### Some records
···

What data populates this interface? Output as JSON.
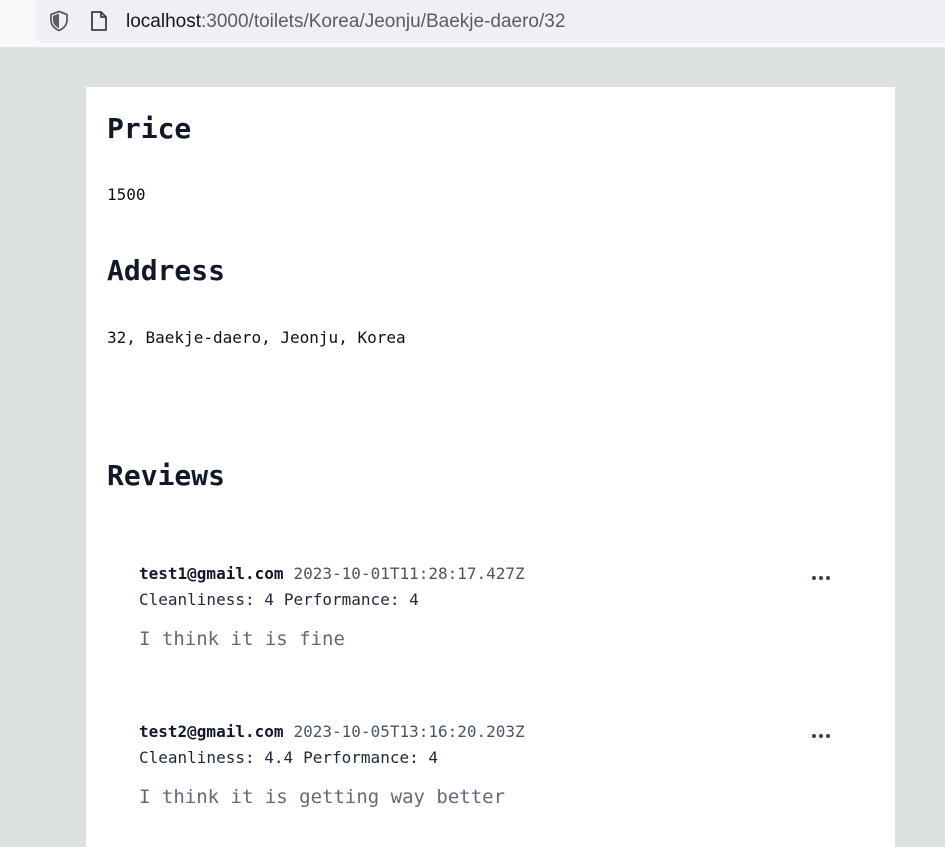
{
  "browser": {
    "url_host": "localhost",
    "url_path": ":3000/toilets/Korea/Jeonju/Baekje-daero/32",
    "icons": [
      "shield-icon",
      "page-icon"
    ]
  },
  "price": {
    "heading": "Price",
    "value": "1500"
  },
  "address": {
    "heading": "Address",
    "value": "32, Baekje-daero, Jeonju, Korea"
  },
  "reviews": {
    "heading": "Reviews",
    "items": [
      {
        "author": "test1@gmail.com",
        "date": "2023-10-01T11:28:17.427Z",
        "cleanliness": "Cleanliness: 4",
        "performance": "Performance: 4",
        "text": "I think it is fine",
        "more_icon": "more-horizontal-icon"
      },
      {
        "author": "test2@gmail.com",
        "date": "2023-10-05T13:16:20.203Z",
        "cleanliness": "Cleanliness: 4.4",
        "performance": "Performance: 4",
        "text": "I think it is getting way better",
        "more_icon": "more-horizontal-icon"
      }
    ]
  }
}
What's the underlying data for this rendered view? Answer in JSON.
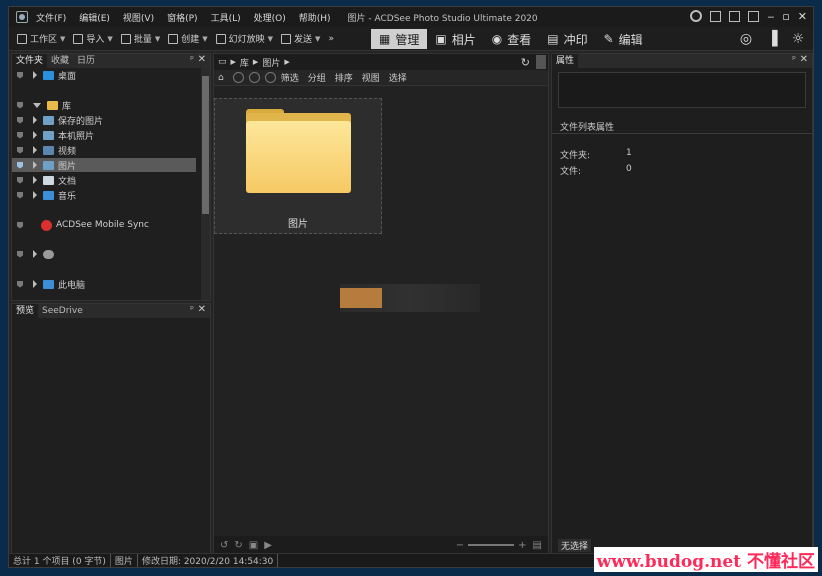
{
  "window": {
    "menu": [
      "文件(F)",
      "编辑(E)",
      "视图(V)",
      "窗格(P)",
      "工具(L)",
      "处理(O)",
      "帮助(H)"
    ],
    "title": "图片 - ACDSee Photo Studio Ultimate 2020"
  },
  "toolbar": {
    "items": [
      "工作区",
      "导入",
      "批量",
      "创建",
      "幻灯放映",
      "发送"
    ],
    "modes": [
      "管理",
      "相片",
      "查看",
      "冲印",
      "编辑"
    ]
  },
  "left_panel": {
    "tabs": [
      "文件夹",
      "收藏",
      "日历"
    ],
    "tree": [
      {
        "label": "桌面"
      },
      {
        "label": "库"
      },
      {
        "label": "保存的图片"
      },
      {
        "label": "本机照片"
      },
      {
        "label": "视频"
      },
      {
        "label": "图片"
      },
      {
        "label": "文档"
      },
      {
        "label": "音乐"
      },
      {
        "label": "ACDSee Mobile Sync"
      },
      {
        "label": ""
      },
      {
        "label": "此电脑"
      }
    ]
  },
  "preview_panel": {
    "tabs": [
      "预览",
      "SeeDrive"
    ]
  },
  "center": {
    "path": [
      "库",
      "图片"
    ],
    "filters": [
      "筛选",
      "分组",
      "排序",
      "视图",
      "选择"
    ],
    "thumbnail_label": "图片"
  },
  "right_panel": {
    "tab": "属性",
    "header": "文件列表属性",
    "rows": [
      {
        "label": "文件夹:",
        "value": "1"
      },
      {
        "label": "文件:",
        "value": "0"
      }
    ],
    "no_selection": "无选择"
  },
  "statusbar": {
    "total": "总计 1 个项目 (0 字节)",
    "folder": "图片",
    "modified": "修改日期: 2020/2/20 14:54:30"
  },
  "watermark": "www.budog.net 不懂社区",
  "colors": {
    "accent": "#f6c964",
    "selection": "#5a5a5a",
    "watermark": "#ff2a5a"
  }
}
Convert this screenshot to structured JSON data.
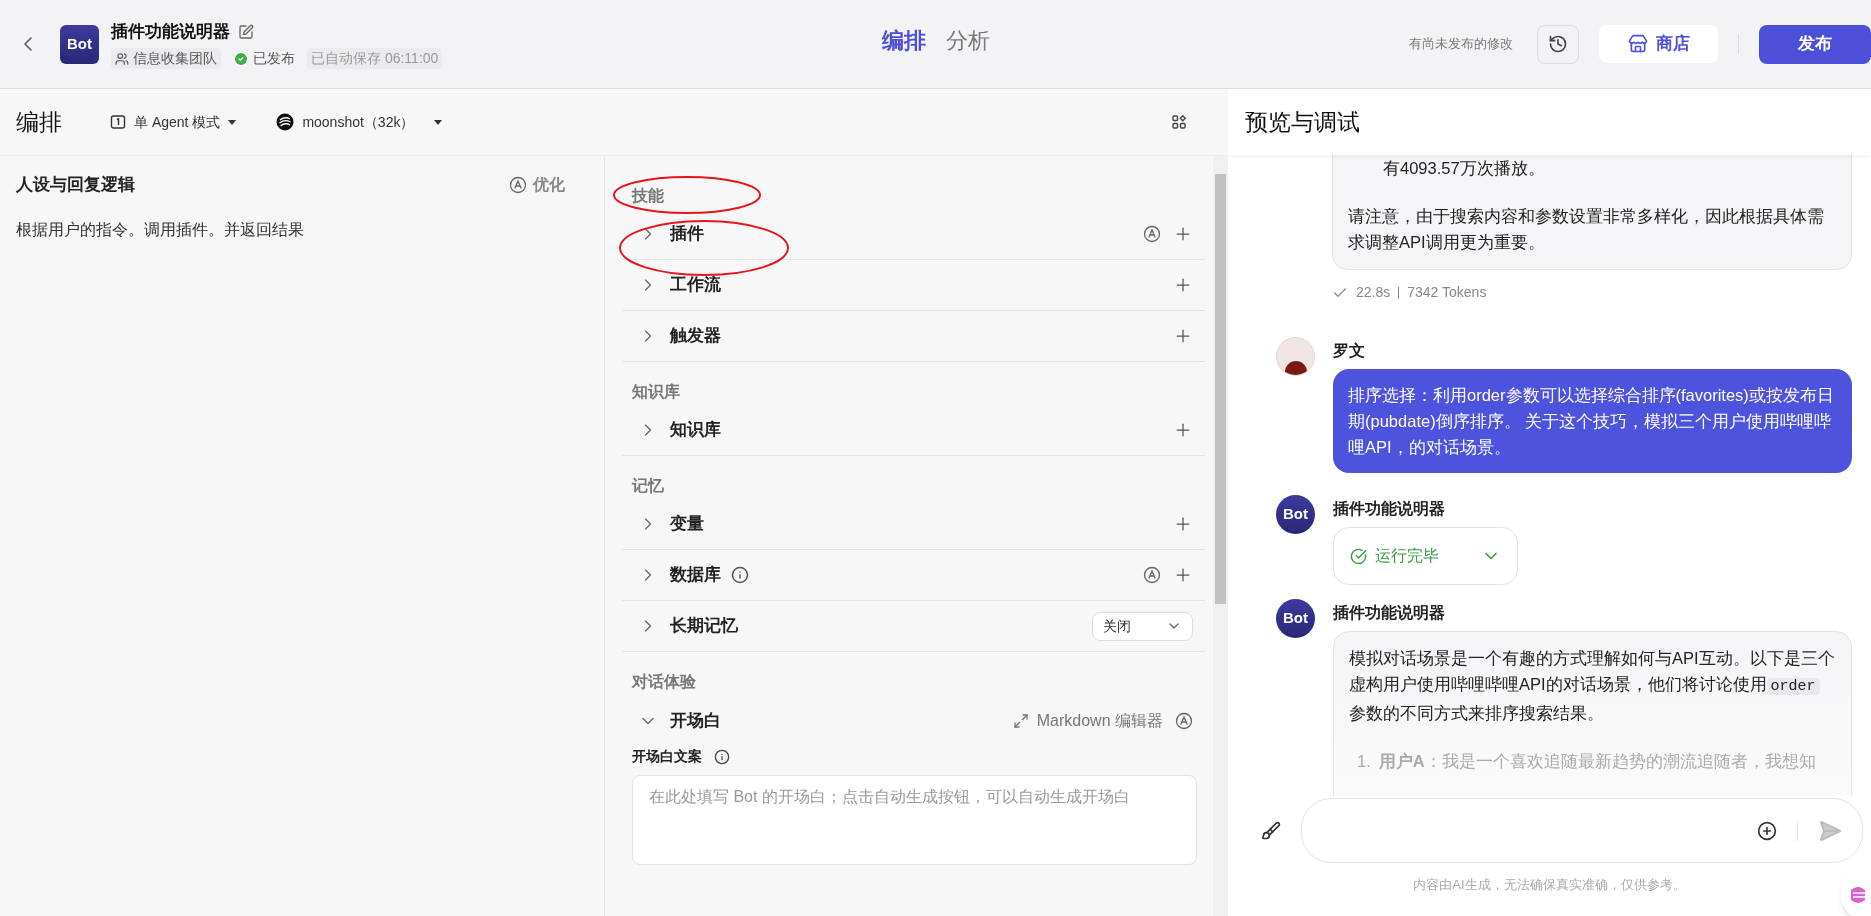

···

### SET EXERCISE
Above are several records. Count the lines among them that contain "data" and give only the total.

### TASK ANSWER
3